> RECORDS FOR PROCESSING:
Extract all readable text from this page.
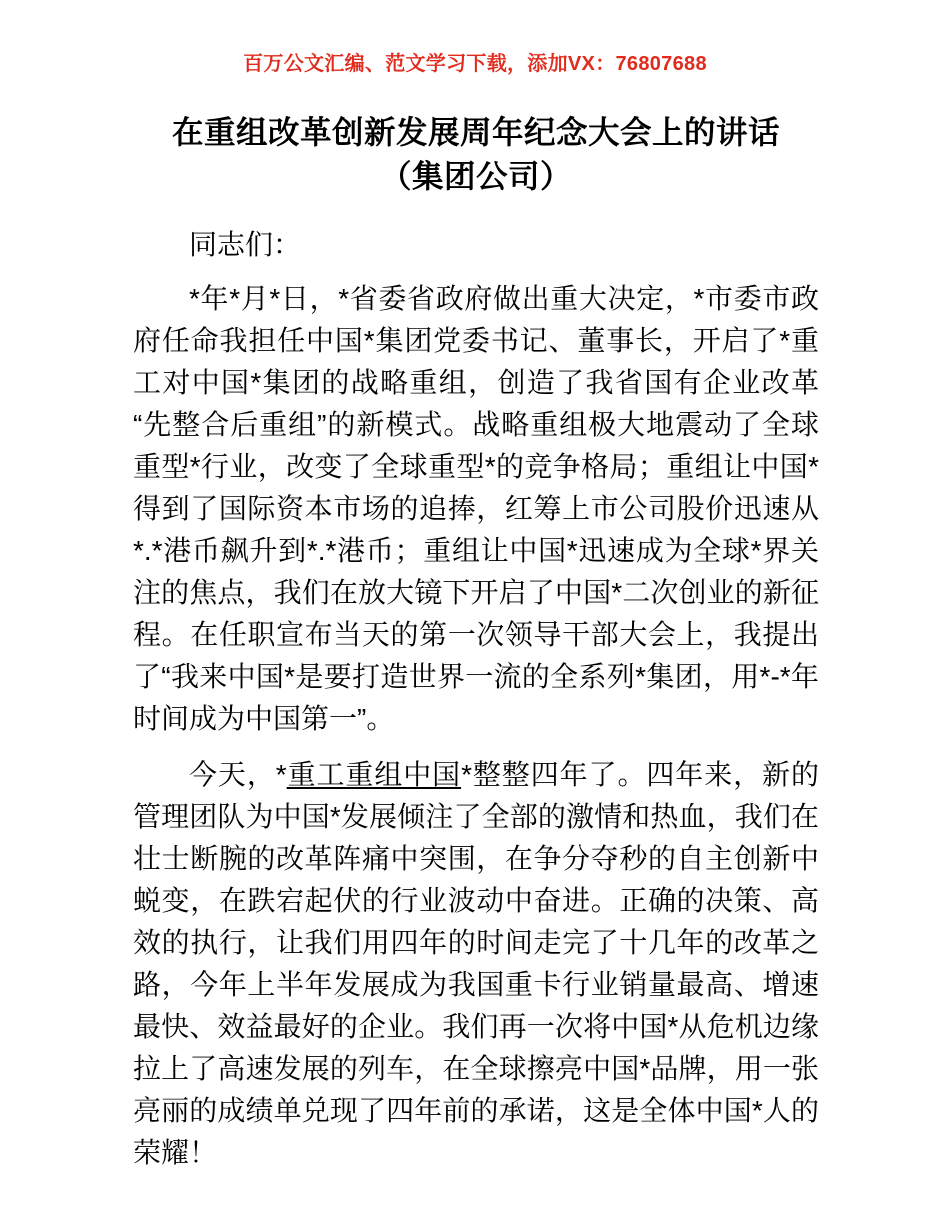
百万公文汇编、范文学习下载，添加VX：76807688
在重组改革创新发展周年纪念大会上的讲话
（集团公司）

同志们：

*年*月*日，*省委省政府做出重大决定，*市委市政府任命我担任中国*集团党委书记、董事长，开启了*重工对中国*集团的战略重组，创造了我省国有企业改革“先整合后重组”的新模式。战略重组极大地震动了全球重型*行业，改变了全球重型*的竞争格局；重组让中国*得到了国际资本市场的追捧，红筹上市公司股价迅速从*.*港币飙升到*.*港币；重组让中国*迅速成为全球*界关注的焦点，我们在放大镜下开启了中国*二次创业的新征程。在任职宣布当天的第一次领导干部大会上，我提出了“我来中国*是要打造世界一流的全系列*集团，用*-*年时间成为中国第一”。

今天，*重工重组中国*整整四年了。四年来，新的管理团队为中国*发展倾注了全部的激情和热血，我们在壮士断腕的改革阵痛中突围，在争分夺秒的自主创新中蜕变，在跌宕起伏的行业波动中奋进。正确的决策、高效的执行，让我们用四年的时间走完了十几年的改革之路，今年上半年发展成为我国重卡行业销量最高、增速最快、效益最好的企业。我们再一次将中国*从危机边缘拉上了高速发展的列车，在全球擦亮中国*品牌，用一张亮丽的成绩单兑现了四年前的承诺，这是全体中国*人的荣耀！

> WHAT YOU HAVE TO DO: Reproduce the material above in full and without alteration, but skip all pictures.

> SOLUTION FOR THIS EXERCISE:
Extract all readable text from this page.
百万公文汇编、范文学习下载，添加VX：76807688
在重组改革创新发展周年纪念大会上的讲话
（集团公司）

同志们：

*年*月*日，*省委省政府做出重大决定，*市委市政府任命我担任中国*集团党委书记、董事长，开启了*重工对中国*集团的战略重组，创造了我省国有企业改革“先整合后重组”的新模式。战略重组极大地震动了全球重型*行业，改变了全球重型*的竞争格局；重组让中国*得到了国际资本市场的追捧，红筹上市公司股价迅速从*.*港币飙升到*.*港币；重组让中国*迅速成为全球*界关注的焦点，我们在放大镜下开启了中国*二次创业的新征程。在任职宣布当天的第一次领导干部大会上，我提出了“我来中国*是要打造世界一流的全系列*集团，用*-*年时间成为中国第一”。

今天，*重工重组中国*整整四年了。四年来，新的管理团队为中国*发展倾注了全部的激情和热血，我们在壮士断腕的改革阵痛中突围，在争分夺秒的自主创新中蜕变，在跌宕起伏的行业波动中奋进。正确的决策、高效的执行，让我们用四年的时间走完了十几年的改革之路，今年上半年发展成为我国重卡行业销量最高、增速最快、效益最好的企业。我们再一次将中国*从危机边缘拉上了高速发展的列车，在全球擦亮中国*品牌，用一张亮丽的成绩单兑现了四年前的承诺，这是全体中国*人的荣耀！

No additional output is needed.